YOUR INSTRUCTIONS =>
Print every one of the following lines verbatim, leaving the pictures out of your output.

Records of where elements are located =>
★ ★ ★ ★ ★ ★ ★
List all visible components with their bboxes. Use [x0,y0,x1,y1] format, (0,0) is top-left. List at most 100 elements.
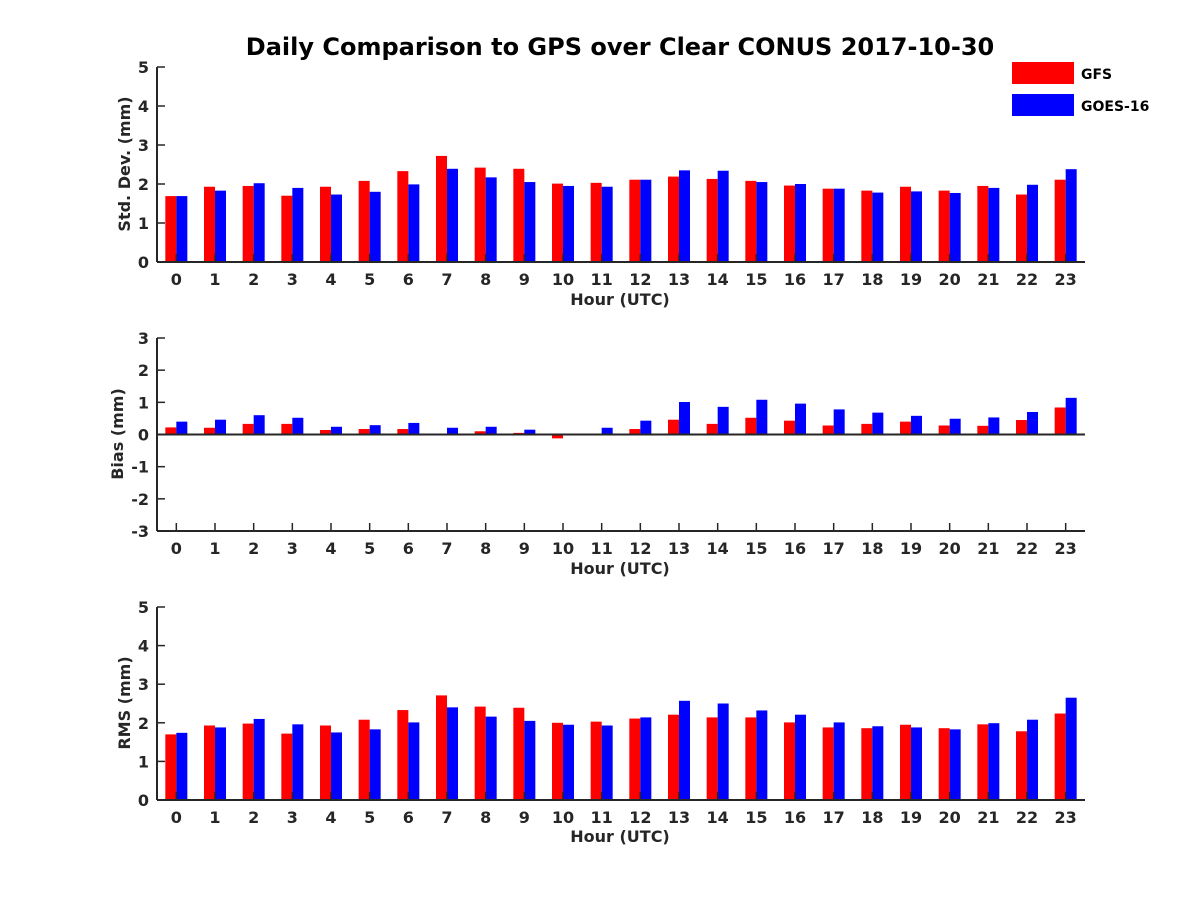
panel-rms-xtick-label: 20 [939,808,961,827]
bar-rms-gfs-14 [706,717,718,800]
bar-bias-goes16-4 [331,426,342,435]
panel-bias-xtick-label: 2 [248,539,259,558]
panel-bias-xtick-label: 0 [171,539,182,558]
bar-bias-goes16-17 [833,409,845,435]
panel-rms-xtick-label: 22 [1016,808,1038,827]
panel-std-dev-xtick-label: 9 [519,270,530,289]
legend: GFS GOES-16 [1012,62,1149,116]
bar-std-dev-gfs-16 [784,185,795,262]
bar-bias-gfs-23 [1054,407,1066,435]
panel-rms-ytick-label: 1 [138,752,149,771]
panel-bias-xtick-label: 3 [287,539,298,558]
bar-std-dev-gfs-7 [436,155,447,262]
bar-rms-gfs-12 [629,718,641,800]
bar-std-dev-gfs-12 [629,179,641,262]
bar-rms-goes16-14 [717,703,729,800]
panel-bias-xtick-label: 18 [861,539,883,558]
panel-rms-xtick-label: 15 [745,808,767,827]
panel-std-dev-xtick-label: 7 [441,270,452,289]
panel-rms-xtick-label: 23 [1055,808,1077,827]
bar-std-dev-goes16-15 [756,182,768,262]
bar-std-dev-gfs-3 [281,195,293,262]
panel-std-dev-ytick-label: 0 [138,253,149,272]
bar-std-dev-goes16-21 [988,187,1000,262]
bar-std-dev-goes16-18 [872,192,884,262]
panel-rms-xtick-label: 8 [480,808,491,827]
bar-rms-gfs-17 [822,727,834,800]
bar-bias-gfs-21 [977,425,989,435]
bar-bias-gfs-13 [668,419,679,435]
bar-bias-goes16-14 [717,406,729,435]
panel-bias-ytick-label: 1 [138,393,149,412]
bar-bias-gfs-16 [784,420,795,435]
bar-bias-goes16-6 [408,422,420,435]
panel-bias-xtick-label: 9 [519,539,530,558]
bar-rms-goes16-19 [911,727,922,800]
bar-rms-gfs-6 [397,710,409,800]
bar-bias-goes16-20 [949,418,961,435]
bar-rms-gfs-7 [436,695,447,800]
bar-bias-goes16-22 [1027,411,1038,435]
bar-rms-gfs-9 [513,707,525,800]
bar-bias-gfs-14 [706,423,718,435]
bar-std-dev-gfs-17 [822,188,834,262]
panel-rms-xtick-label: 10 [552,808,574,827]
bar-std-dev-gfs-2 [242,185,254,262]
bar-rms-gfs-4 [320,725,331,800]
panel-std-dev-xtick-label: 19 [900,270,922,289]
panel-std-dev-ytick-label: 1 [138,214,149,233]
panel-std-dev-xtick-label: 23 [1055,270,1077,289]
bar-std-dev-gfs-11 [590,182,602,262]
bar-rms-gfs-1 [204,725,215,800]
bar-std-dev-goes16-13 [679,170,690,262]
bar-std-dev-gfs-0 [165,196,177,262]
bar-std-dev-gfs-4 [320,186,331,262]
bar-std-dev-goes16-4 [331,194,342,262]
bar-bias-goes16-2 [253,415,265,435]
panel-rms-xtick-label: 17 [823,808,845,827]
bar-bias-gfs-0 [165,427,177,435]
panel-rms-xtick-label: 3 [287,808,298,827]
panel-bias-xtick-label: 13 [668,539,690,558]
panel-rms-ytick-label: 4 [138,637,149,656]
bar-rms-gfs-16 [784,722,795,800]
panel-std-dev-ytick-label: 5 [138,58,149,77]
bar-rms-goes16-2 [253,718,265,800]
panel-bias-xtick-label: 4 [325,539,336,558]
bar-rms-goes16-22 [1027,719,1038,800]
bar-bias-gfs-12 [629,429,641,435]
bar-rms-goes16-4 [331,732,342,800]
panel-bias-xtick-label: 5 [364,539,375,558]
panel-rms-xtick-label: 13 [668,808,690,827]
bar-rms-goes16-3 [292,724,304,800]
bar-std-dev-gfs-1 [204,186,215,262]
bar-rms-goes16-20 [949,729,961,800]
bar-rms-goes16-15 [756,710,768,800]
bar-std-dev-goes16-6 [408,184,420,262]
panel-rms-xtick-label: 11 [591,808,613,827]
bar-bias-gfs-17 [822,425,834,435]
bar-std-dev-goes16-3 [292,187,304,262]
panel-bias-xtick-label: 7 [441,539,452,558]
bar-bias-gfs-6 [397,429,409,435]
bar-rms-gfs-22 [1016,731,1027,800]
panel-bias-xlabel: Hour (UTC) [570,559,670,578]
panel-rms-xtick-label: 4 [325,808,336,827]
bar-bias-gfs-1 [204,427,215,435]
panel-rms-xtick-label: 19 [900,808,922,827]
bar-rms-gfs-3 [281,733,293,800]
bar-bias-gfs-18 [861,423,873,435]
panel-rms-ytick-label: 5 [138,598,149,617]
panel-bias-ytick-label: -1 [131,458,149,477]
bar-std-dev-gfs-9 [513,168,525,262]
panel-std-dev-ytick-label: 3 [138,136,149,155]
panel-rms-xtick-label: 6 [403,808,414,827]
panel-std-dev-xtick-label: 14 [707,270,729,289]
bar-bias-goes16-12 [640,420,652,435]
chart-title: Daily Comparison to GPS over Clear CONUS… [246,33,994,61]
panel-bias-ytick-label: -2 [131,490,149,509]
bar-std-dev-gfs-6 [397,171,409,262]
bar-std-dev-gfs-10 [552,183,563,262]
★ ★ ★ ★ ★ ★ ★
CORRECT RESULT =>
List all visible components with their bboxes. Use [x0,y0,x1,y1] format, (0,0) is top-left. List at most 100 elements.
panel-rms-xtick-label: 20 [939,808,961,827]
bar-rms-gfs-14 [706,717,718,800]
bar-bias-goes16-4 [331,426,342,435]
panel-bias-xtick-label: 2 [248,539,259,558]
panel-bias-xtick-label: 0 [171,539,182,558]
bar-bias-goes16-17 [833,409,845,435]
panel-rms-xtick-label: 22 [1016,808,1038,827]
panel-std-dev-xtick-label: 9 [519,270,530,289]
legend: GFS GOES-16 [1012,62,1149,116]
bar-std-dev-gfs-16 [784,185,795,262]
bar-bias-gfs-23 [1054,407,1066,435]
panel-rms-ytick-label: 1 [138,752,149,771]
panel-bias-xtick-label: 3 [287,539,298,558]
bar-std-dev-gfs-7 [436,155,447,262]
bar-rms-gfs-12 [629,718,641,800]
bar-std-dev-gfs-12 [629,179,641,262]
bar-rms-goes16-14 [717,703,729,800]
panel-bias-xtick-label: 18 [861,539,883,558]
panel-rms-xtick-label: 15 [745,808,767,827]
panel-std-dev-xtick-label: 7 [441,270,452,289]
panel-rms-xtick-label: 23 [1055,808,1077,827]
bar-std-dev-goes16-15 [756,182,768,262]
bar-std-dev-gfs-3 [281,195,293,262]
panel-std-dev-ytick-label: 0 [138,253,149,272]
bar-std-dev-goes16-21 [988,187,1000,262]
bar-std-dev-goes16-18 [872,192,884,262]
panel-rms-xtick-label: 8 [480,808,491,827]
bar-rms-gfs-17 [822,727,834,800]
bar-bias-gfs-21 [977,425,989,435]
bar-bias-gfs-13 [668,419,679,435]
bar-bias-goes16-14 [717,406,729,435]
panel-bias-ytick-label: 1 [138,393,149,412]
bar-bias-gfs-16 [784,420,795,435]
bar-bias-goes16-6 [408,422,420,435]
panel-bias-xtick-label: 9 [519,539,530,558]
bar-rms-goes16-19 [911,727,922,800]
bar-rms-gfs-6 [397,710,409,800]
bar-bias-goes16-20 [949,418,961,435]
bar-rms-gfs-7 [436,695,447,800]
bar-bias-goes16-22 [1027,411,1038,435]
bar-rms-gfs-9 [513,707,525,800]
bar-bias-gfs-14 [706,423,718,435]
bar-std-dev-gfs-17 [822,188,834,262]
panel-rms-xtick-label: 10 [552,808,574,827]
bar-std-dev-gfs-2 [242,185,254,262]
bar-rms-gfs-4 [320,725,331,800]
panel-std-dev-xtick-label: 19 [900,270,922,289]
panel-std-dev-ytick-label: 1 [138,214,149,233]
panel-std-dev-xtick-label: 23 [1055,270,1077,289]
bar-std-dev-gfs-11 [590,182,602,262]
bar-rms-gfs-1 [204,725,215,800]
bar-std-dev-goes16-13 [679,170,690,262]
bar-std-dev-gfs-0 [165,196,177,262]
bar-std-dev-gfs-4 [320,186,331,262]
bar-std-dev-goes16-4 [331,194,342,262]
bar-bias-goes16-2 [253,415,265,435]
panel-rms-xtick-label: 17 [823,808,845,827]
bar-bias-gfs-0 [165,427,177,435]
panel-rms-xtick-label: 3 [287,808,298,827]
panel-bias-xtick-label: 13 [668,539,690,558]
panel-rms-ytick-label: 4 [138,637,149,656]
bar-rms-gfs-16 [784,722,795,800]
panel-std-dev-ytick-label: 5 [138,58,149,77]
bar-rms-goes16-2 [253,718,265,800]
panel-bias-xtick-label: 4 [325,539,336,558]
bar-rms-goes16-22 [1027,719,1038,800]
bar-bias-gfs-12 [629,429,641,435]
bar-rms-goes16-4 [331,732,342,800]
panel-bias-xtick-label: 5 [364,539,375,558]
panel-rms-xtick-label: 13 [668,808,690,827]
bar-rms-goes16-3 [292,724,304,800]
bar-std-dev-gfs-1 [204,186,215,262]
bar-rms-goes16-20 [949,729,961,800]
bar-rms-goes16-15 [756,710,768,800]
bar-std-dev-goes16-6 [408,184,420,262]
panel-rms-xtick-label: 11 [591,808,613,827]
bar-bias-gfs-17 [822,425,834,435]
bar-std-dev-goes16-3 [292,187,304,262]
panel-bias-xtick-label: 7 [441,539,452,558]
bar-bias-gfs-6 [397,429,409,435]
bar-rms-gfs-22 [1016,731,1027,800]
panel-bias-xlabel: Hour (UTC) [570,559,670,578]
panel-rms-xtick-label: 4 [325,808,336,827]
bar-bias-gfs-1 [204,427,215,435]
panel-rms-xtick-label: 19 [900,808,922,827]
bar-rms-gfs-3 [281,733,293,800]
bar-bias-gfs-18 [861,423,873,435]
panel-rms-ytick-label: 5 [138,598,149,617]
panel-bias-ytick-label: -1 [131,458,149,477]
bar-std-dev-gfs-9 [513,168,525,262]
panel-std-dev-ytick-label: 3 [138,136,149,155]
panel-rms-xtick-label: 6 [403,808,414,827]
panel-std-dev-xtick-label: 14 [707,270,729,289]
bar-bias-goes16-12 [640,420,652,435]
chart-title: Daily Comparison to GPS over Clear CONUS… [246,33,994,61]
panel-bias-ytick-label: -2 [131,490,149,509]
bar-std-dev-gfs-6 [397,171,409,262]
bar-std-dev-gfs-10 [552,183,563,262]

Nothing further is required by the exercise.